Record excerpts:
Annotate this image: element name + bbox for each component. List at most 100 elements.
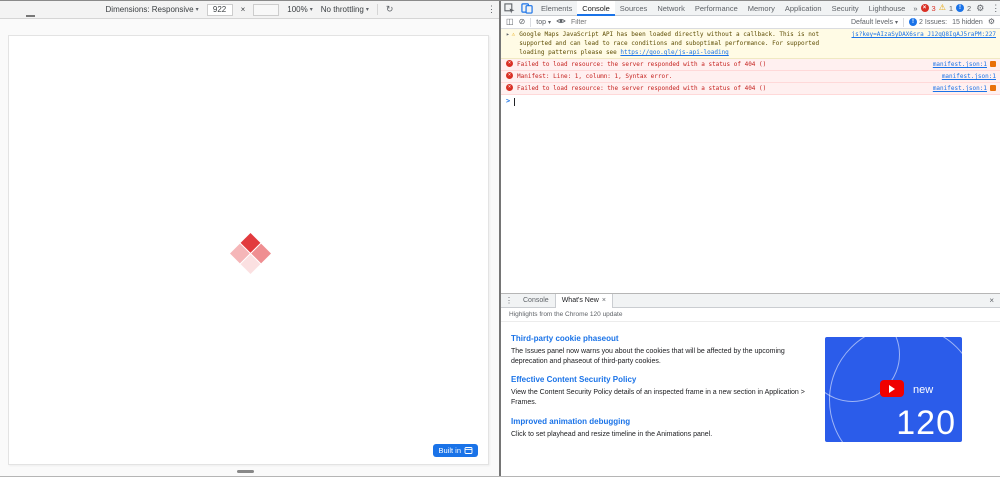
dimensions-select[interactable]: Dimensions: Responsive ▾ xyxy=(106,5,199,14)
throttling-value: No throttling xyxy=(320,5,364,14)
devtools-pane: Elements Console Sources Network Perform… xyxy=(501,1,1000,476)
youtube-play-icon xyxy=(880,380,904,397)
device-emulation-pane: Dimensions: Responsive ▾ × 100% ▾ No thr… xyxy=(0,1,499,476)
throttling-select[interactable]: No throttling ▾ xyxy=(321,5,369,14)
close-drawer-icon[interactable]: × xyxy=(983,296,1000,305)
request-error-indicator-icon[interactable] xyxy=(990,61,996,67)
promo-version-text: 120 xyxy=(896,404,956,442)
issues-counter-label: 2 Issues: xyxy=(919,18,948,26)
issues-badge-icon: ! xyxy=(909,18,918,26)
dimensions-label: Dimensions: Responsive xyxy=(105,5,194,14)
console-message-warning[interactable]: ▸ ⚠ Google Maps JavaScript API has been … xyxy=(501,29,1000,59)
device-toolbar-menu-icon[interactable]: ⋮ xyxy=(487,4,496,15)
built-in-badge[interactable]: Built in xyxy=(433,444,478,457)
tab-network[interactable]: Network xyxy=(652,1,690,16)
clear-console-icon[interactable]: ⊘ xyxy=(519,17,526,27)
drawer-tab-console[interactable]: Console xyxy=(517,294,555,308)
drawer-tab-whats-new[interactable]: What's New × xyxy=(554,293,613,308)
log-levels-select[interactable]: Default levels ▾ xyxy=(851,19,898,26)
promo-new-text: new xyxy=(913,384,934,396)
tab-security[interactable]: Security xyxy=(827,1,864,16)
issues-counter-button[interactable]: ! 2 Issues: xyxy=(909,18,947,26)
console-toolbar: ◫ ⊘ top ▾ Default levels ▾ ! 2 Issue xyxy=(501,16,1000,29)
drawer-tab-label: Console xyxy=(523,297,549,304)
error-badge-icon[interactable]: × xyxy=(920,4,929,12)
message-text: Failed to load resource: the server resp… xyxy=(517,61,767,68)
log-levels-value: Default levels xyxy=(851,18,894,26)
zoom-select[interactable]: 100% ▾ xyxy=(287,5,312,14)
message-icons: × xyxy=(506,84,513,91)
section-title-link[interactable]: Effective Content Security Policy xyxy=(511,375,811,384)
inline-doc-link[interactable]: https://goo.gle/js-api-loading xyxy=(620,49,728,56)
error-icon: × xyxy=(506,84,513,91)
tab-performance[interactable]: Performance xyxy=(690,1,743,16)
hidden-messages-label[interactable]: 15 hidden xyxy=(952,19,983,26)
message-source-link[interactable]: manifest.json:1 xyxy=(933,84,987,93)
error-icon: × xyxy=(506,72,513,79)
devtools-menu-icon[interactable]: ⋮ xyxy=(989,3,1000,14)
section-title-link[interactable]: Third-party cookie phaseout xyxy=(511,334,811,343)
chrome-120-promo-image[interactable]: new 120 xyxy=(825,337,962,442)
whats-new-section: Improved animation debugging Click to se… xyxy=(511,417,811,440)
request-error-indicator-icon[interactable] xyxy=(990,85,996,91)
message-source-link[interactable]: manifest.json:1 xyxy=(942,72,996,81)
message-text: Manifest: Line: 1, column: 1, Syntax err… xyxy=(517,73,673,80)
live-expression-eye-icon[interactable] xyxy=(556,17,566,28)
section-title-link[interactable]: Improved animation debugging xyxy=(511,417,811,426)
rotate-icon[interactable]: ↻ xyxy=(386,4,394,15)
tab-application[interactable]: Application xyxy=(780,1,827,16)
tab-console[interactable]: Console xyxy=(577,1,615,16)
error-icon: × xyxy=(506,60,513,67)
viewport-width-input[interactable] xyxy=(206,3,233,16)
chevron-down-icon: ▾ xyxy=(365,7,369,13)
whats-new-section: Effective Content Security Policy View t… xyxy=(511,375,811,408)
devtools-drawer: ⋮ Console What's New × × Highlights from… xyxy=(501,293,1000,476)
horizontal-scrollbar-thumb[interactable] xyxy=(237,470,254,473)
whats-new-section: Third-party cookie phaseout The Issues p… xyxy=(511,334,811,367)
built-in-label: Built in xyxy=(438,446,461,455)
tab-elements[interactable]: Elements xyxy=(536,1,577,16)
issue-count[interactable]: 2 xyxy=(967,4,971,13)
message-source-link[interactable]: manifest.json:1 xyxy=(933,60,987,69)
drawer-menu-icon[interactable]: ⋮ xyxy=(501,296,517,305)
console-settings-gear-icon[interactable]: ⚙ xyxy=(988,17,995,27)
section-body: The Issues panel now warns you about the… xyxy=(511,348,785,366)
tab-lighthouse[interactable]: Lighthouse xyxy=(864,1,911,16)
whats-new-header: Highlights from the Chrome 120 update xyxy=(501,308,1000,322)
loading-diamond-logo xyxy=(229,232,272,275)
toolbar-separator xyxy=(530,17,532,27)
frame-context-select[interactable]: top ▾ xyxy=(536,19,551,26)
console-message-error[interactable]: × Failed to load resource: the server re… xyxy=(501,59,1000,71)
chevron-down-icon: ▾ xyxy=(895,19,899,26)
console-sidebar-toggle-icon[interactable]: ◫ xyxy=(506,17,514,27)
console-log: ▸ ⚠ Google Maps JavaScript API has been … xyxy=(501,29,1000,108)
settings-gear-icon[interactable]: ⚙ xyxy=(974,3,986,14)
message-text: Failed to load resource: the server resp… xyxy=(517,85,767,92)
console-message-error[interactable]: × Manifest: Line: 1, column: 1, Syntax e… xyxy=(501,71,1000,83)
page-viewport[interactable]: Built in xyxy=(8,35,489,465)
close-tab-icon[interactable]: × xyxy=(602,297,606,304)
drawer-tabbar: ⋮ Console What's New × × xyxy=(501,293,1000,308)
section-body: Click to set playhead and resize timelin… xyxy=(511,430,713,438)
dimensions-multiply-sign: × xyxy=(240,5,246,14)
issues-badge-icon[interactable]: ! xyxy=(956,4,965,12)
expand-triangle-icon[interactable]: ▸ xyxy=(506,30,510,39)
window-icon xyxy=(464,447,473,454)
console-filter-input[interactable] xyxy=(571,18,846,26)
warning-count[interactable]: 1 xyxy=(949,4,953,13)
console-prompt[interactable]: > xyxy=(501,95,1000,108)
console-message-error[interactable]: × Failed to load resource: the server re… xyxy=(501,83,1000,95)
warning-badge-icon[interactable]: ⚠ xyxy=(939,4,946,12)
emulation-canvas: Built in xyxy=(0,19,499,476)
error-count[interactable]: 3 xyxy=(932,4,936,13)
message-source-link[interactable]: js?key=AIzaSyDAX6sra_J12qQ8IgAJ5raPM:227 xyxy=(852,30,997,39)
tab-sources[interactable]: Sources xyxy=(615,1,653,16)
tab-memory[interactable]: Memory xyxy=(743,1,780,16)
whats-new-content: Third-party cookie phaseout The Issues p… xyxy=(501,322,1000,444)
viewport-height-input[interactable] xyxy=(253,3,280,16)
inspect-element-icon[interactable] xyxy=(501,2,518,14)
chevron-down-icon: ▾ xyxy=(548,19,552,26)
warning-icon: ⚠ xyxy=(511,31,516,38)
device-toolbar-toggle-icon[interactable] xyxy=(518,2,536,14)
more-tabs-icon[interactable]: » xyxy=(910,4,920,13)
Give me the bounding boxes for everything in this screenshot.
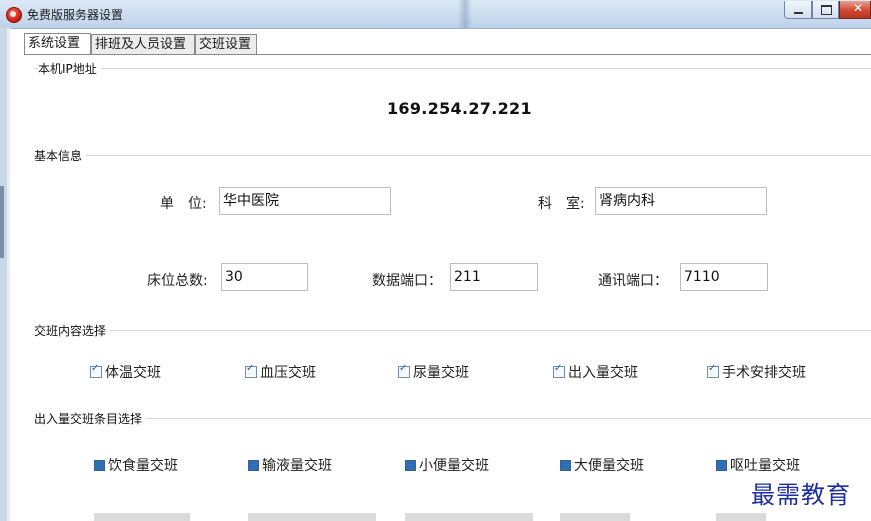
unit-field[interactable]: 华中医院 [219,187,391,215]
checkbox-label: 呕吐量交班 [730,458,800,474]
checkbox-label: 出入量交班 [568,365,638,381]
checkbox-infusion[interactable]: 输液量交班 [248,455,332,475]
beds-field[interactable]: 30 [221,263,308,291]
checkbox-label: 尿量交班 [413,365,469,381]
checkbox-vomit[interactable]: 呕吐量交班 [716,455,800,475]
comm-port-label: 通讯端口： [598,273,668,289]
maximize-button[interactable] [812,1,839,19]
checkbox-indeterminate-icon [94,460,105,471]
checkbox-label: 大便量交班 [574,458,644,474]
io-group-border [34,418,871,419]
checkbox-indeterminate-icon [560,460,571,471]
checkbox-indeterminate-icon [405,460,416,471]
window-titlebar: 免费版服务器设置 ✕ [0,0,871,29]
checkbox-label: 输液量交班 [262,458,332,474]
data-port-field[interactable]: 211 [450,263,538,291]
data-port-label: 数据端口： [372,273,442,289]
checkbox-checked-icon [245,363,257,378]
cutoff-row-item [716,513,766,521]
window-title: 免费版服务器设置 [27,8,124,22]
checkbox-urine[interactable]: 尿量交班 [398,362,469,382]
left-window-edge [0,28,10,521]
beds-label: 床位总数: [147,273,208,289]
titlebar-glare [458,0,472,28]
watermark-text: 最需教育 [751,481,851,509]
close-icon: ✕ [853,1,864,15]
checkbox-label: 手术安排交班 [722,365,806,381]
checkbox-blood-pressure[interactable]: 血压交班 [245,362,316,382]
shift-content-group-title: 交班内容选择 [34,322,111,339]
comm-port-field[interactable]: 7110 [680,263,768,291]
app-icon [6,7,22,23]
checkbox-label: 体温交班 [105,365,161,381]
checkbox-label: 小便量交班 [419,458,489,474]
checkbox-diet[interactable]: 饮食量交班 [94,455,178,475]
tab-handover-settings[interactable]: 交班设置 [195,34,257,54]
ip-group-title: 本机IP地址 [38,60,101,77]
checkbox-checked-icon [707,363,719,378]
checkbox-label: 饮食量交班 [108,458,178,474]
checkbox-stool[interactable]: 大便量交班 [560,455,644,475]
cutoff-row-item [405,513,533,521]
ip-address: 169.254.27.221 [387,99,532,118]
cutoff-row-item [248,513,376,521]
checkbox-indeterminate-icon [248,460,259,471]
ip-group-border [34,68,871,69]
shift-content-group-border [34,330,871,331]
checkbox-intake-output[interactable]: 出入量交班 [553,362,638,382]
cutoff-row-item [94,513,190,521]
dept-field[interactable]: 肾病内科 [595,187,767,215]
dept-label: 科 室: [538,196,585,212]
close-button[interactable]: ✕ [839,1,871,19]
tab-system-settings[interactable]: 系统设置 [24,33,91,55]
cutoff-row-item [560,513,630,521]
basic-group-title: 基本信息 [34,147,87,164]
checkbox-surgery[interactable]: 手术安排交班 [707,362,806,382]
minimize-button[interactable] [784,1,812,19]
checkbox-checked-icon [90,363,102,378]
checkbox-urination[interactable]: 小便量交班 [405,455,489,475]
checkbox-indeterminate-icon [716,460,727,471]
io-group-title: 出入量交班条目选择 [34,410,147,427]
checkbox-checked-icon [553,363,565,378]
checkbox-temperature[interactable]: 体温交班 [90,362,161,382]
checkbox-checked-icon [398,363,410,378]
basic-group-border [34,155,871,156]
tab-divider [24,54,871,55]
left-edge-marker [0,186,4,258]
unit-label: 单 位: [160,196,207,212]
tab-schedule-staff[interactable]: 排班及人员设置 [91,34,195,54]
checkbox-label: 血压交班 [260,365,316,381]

Job: Starting at the line of the material that contains "unit-field[interactable]: 华中医院 [219,187,391,215]" and ending with the line that contains "checkbox-vomit[interactable]: 呕吐量交班 [716,455,800,475]", write out those lines again with "checkbox-label" changed to "checkbox-caption" and nothing else altered.

Written solution:
unit-field[interactable]: 华中医院 [219,187,391,215]
checkbox-caption: 呕吐量交班 [730,458,800,474]
checkbox-caption: 出入量交班 [568,365,638,381]
checkbox-infusion[interactable]: 输液量交班 [248,455,332,475]
beds-field[interactable]: 30 [221,263,308,291]
checkbox-caption: 尿量交班 [413,365,469,381]
checkbox-vomit[interactable]: 呕吐量交班 [716,455,800,475]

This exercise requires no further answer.